## start
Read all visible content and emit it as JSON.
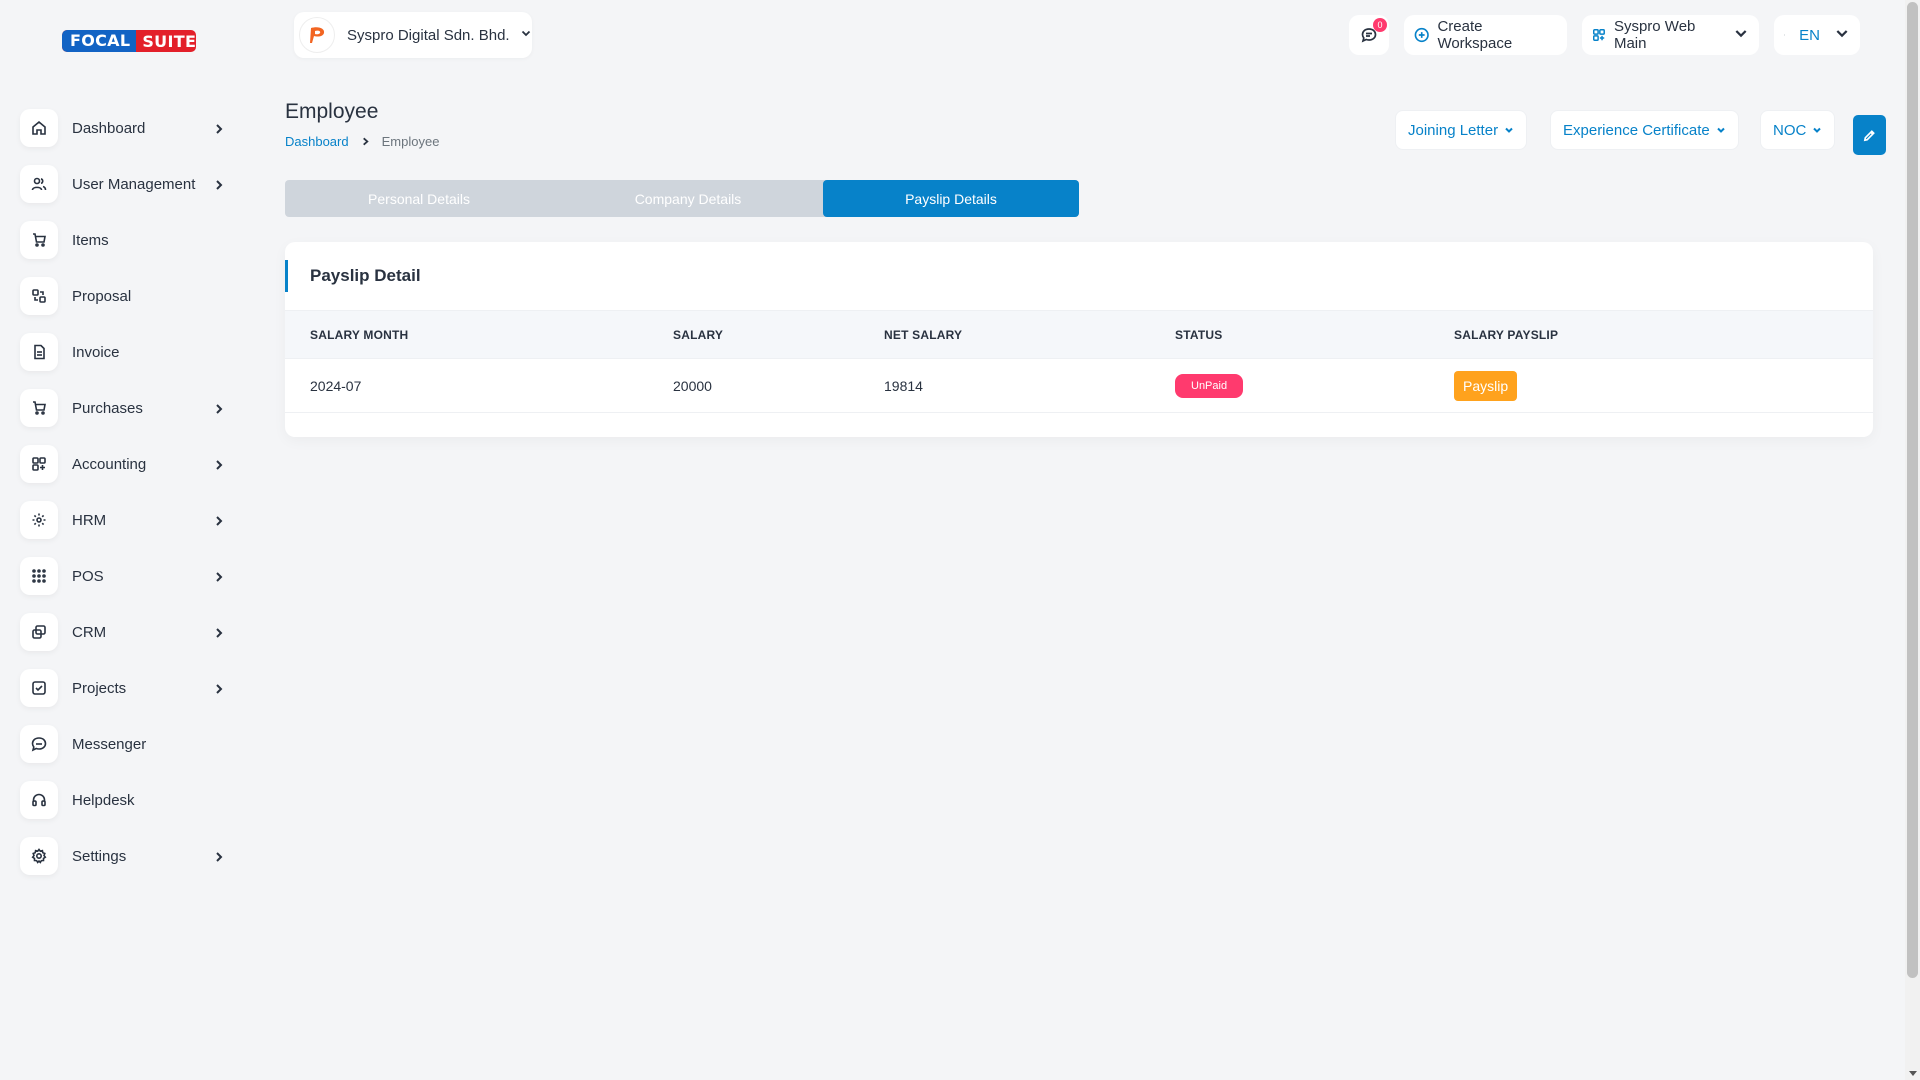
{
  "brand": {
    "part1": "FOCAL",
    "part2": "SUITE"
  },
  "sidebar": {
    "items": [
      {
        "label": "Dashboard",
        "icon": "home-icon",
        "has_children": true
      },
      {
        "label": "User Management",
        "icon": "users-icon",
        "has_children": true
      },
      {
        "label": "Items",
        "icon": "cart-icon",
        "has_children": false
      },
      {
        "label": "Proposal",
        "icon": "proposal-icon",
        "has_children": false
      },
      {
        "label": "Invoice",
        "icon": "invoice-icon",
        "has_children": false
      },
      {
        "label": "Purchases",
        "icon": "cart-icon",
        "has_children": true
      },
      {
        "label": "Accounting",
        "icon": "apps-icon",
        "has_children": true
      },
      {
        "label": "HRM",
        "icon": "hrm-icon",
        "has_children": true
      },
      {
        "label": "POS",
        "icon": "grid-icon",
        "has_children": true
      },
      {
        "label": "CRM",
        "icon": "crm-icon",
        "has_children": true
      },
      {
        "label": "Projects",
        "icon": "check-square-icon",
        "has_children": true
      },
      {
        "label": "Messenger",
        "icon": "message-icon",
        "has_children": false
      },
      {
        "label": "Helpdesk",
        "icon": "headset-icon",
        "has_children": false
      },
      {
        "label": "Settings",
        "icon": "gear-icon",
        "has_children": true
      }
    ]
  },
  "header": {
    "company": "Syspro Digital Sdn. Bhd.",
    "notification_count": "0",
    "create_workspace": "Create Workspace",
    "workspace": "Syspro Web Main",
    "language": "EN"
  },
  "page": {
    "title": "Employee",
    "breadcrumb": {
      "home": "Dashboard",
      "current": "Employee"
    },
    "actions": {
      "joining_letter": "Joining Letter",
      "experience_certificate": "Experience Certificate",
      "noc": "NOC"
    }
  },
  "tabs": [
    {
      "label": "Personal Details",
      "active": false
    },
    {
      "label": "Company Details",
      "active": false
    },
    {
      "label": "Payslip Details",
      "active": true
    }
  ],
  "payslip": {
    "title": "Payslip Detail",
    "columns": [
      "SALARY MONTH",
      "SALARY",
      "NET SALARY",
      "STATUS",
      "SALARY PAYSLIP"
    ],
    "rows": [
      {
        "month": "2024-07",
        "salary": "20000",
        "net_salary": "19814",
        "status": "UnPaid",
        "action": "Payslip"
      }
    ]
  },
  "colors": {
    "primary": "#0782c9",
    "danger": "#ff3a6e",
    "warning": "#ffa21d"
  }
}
## end
▸ **WRITTEN TASK**
Repeat each entry above word for word, leaving every picture out.

▸ **THE ANSWER**
Read all visible content and emit it as JSON.
{
  "brand": {
    "part1": "FOCAL",
    "part2": "SUITE"
  },
  "sidebar": {
    "items": [
      {
        "label": "Dashboard",
        "icon": "home-icon",
        "has_children": true
      },
      {
        "label": "User Management",
        "icon": "users-icon",
        "has_children": true
      },
      {
        "label": "Items",
        "icon": "cart-icon",
        "has_children": false
      },
      {
        "label": "Proposal",
        "icon": "proposal-icon",
        "has_children": false
      },
      {
        "label": "Invoice",
        "icon": "invoice-icon",
        "has_children": false
      },
      {
        "label": "Purchases",
        "icon": "cart-icon",
        "has_children": true
      },
      {
        "label": "Accounting",
        "icon": "apps-icon",
        "has_children": true
      },
      {
        "label": "HRM",
        "icon": "hrm-icon",
        "has_children": true
      },
      {
        "label": "POS",
        "icon": "grid-icon",
        "has_children": true
      },
      {
        "label": "CRM",
        "icon": "crm-icon",
        "has_children": true
      },
      {
        "label": "Projects",
        "icon": "check-square-icon",
        "has_children": true
      },
      {
        "label": "Messenger",
        "icon": "message-icon",
        "has_children": false
      },
      {
        "label": "Helpdesk",
        "icon": "headset-icon",
        "has_children": false
      },
      {
        "label": "Settings",
        "icon": "gear-icon",
        "has_children": true
      }
    ]
  },
  "header": {
    "company": "Syspro Digital Sdn. Bhd.",
    "notification_count": "0",
    "create_workspace": "Create Workspace",
    "workspace": "Syspro Web Main",
    "language": "EN"
  },
  "page": {
    "title": "Employee",
    "breadcrumb": {
      "home": "Dashboard",
      "current": "Employee"
    },
    "actions": {
      "joining_letter": "Joining Letter",
      "experience_certificate": "Experience Certificate",
      "noc": "NOC"
    }
  },
  "tabs": [
    {
      "label": "Personal Details",
      "active": false
    },
    {
      "label": "Company Details",
      "active": false
    },
    {
      "label": "Payslip Details",
      "active": true
    }
  ],
  "payslip": {
    "title": "Payslip Detail",
    "columns": [
      "SALARY MONTH",
      "SALARY",
      "NET SALARY",
      "STATUS",
      "SALARY PAYSLIP"
    ],
    "rows": [
      {
        "month": "2024-07",
        "salary": "20000",
        "net_salary": "19814",
        "status": "UnPaid",
        "action": "Payslip"
      }
    ]
  },
  "colors": {
    "primary": "#0782c9",
    "danger": "#ff3a6e",
    "warning": "#ffa21d"
  }
}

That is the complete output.